— begin —

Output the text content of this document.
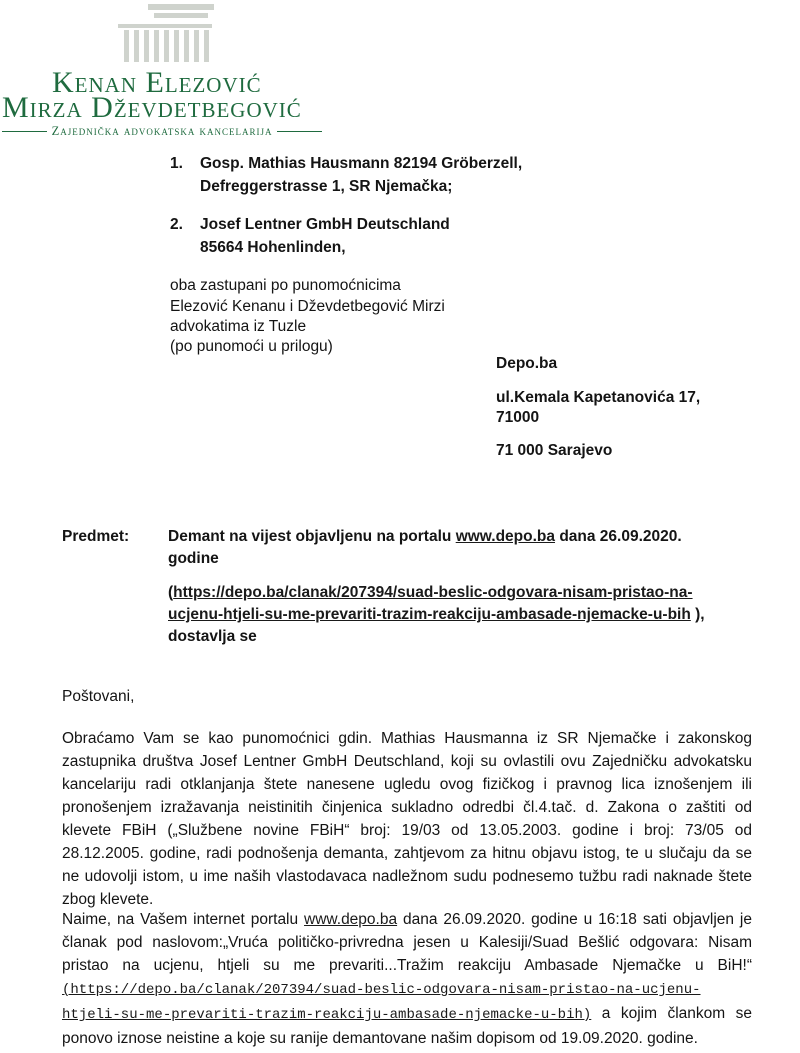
Kenan Elezović
Mirza Dževdetbegović
Zajednička advokatska kancelarija
1. Gosp. Mathias Hausmann 82194 Gröberzell,
Defreggerstrasse 1, SR Njemačka;
2. Josef Lentner GmbH Deutschland
85664 Hohenlinden,
oba zastupani po punomoćnicima
Elezović Kenanu i Dževdetbegović Mirzi
advokatima iz Tuzle
(po punomoći u prilogu)
Depo.ba
ul.Kemala Kapetanovića 17,
71000
71 000 Sarajevo
Predmet:	Demant na vijest objavljenu na portalu www.depo.ba dana 26.09.2020.
godine
(https://depo.ba/clanak/207394/suad-beslic-odgovara-nisam-pristao-na-
ucjenu-htjeli-su-me-prevariti-trazim-reakciju-ambasade-njemacke-u-bih ),
dostavlja se
Poštovani,
Obraćamo Vam se kao punomoćnici gdin. Mathias Hausmanna iz SR Njemačke i zakonskog zastupnika društva Josef Lentner GmbH Deutschland, koji su ovlastili ovu Zajedničku advokatsku kancelariju radi otklanjanja štete nanesene ugledu ovog fizičkog i pravnog lica iznošenjem ili pronošenjem izražavanja neistinitih činjenica sukladno odredbi čl.4.tač. d. Zakona o zaštiti od klevete FBiH („Službene novine FBiH“ broj: 19/03 od 13.05.2003. godine i broj: 73/05 od 28.12.2005. godine, radi podnošenja demanta, zahtjevom za hitnu objavu istog, te u slučaju da se ne udovolji istom, u ime naših vlastodavaca nadležnom sudu podnesemo tužbu radi naknade štete zbog klevete.
Naime, na Vašem internet portalu www.depo.ba dana 26.09.2020. godine u 16:18 sati objavljen je članak pod naslovom:„Vruća političko-privredna jesen u Kalesiji/Suad Bešlić odgovara: Nisam pristao na ucjenu, htjeli su me prevariti...Tražim reakciju Ambasade Njemačke u BiH!“ (https://depo.ba/clanak/207394/suad-beslic-odgovara-nisam-pristao-na-ucjenu-htjeli-su-me-prevariti-trazim-reakciju-ambasade-njemacke-u-bih) a kojim člankom se ponovo iznose neistine a koje su ranije demantovane našim dopisom od 19.09.2020. godine.
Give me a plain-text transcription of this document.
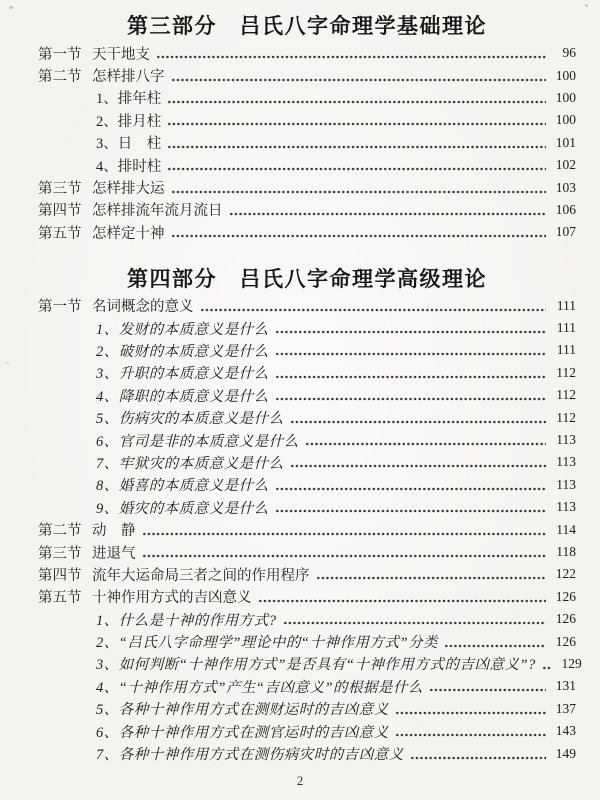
第三部分　吕氏八字命理学基础理论
第一节 天干地支	96
第二节 怎样排八字	100
1、排年柱	100
2、排月柱	100
3、日　柱	101
4、排时柱	102
第三节 怎样排大运	103
第四节 怎样排流年流月流日	106
第五节 怎样定十神	107
第四部分　吕氏八字命理学高级理论
第一节 名词概念的意义	111
1、发财的本质意义是什么	111
2、破财的本质意义是什么	111
3、升职的本质意义是什么	112
4、降职的本质意义是什么	112
5、伤病灾的本质意义是什么	112
6、官司是非的本质意义是什么	113
7、牢狱灾的本质意义是什么	113
8、婚喜的本质意义是什么	113
9、婚灾的本质意义是什么	113
第二节 动　静	114
第三节 进退气	118
第四节 流年大运命局三者之间的作用程序	122
第五节 十神作用方式的吉凶意义	126
1、什么是十神的作用方式?	126
2、“吕氏八字命理学”理论中的“十神作用方式”分类	126
3、如何判断“十神作用方式”是否具有“十神作用方式的吉凶意义”?	129
4、“十神作用方式”产生“吉凶意义”的根据是什么	131
5、各种十神作用方式在测财运时的吉凶意义	137
6、各种十神作用方式在测官运时的吉凶意义	143
7、各种十神作用方式在测伤病灾时的吉凶意义	149
2
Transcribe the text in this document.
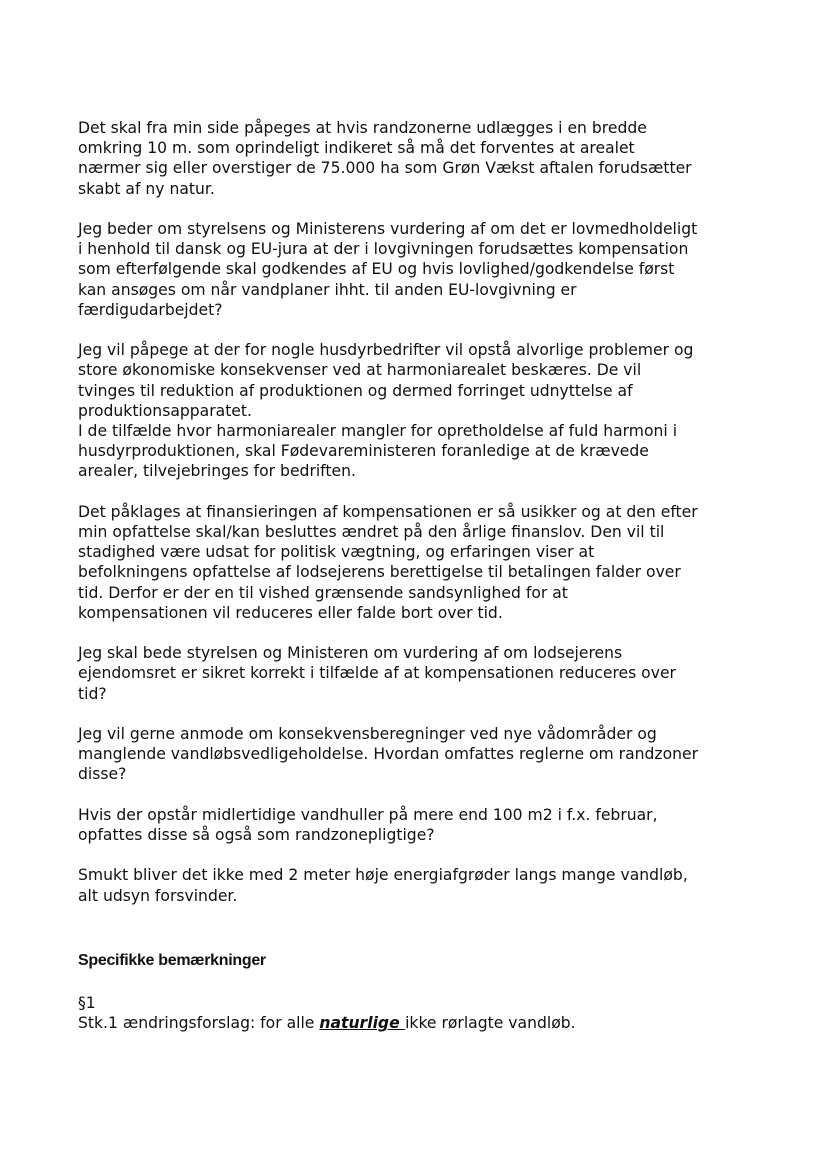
Det skal fra min side påpeges at hvis randzonerne udlægges i en bredde
omkring 10 m. som oprindeligt indikeret så må det forventes at arealet
nærmer sig eller overstiger de 75.000 ha som Grøn Vækst aftalen forudsætter
skabt af ny natur.
Jeg beder om styrelsens og Ministerens vurdering af om det er lovmedholdeligt
i henhold til dansk og EU-jura at der i lovgivningen forudsættes kompensation
som efterfølgende skal godkendes af EU og hvis lovlighed/godkendelse først
kan ansøges om når vandplaner ihht. til anden EU-lovgivning er
færdigudarbejdet?
Jeg vil påpege at der for nogle husdyrbedrifter vil opstå alvorlige problemer og
store økonomiske konsekvenser ved at harmoniarealet beskæres. De vil
tvinges til reduktion af produktionen og dermed forringet udnyttelse af
produktionsapparatet.
I de tilfælde hvor harmoniarealer mangler for opretholdelse af fuld harmoni i
husdyrproduktionen, skal Fødevareministeren foranledige at de krævede
arealer, tilvejebringes for bedriften.
Det påklages at finansieringen af kompensationen er så usikker og at den efter
min opfattelse skal/kan besluttes ændret på den årlige finanslov. Den vil til
stadighed være udsat for politisk vægtning, og erfaringen viser at
befolkningens opfattelse af lodsejerens berettigelse til betalingen falder over
tid. Derfor er der en til vished grænsende sandsynlighed for at
kompensationen vil reduceres eller falde bort over tid.
Jeg skal bede styrelsen og Ministeren om vurdering af om lodsejerens
ejendomsret er sikret korrekt i tilfælde af at kompensationen reduceres over
tid?
Jeg vil gerne anmode om konsekvensberegninger ved nye vådområder og
manglende vandløbsvedligeholdelse. Hvordan omfattes reglerne om randzoner
disse?
Hvis der opstår midlertidige vandhuller på mere end 100 m2 i f.x. februar,
opfattes disse så også som randzonepligtige?
Smukt bliver det ikke med 2 meter høje energiafgrøder langs mange vandløb,
alt udsyn forsvinder.
Specifikke bemærkninger
§1
Stk.1 ændringsforslag: for alle naturlige ikke rørlagte vandløb.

— end —

## Aim
Copy every line of the listing containing the string "text".

## Result for this exercise
Output the text content of this document.
Give me a plain-text transcription of this document.
Transcribe the text in this document.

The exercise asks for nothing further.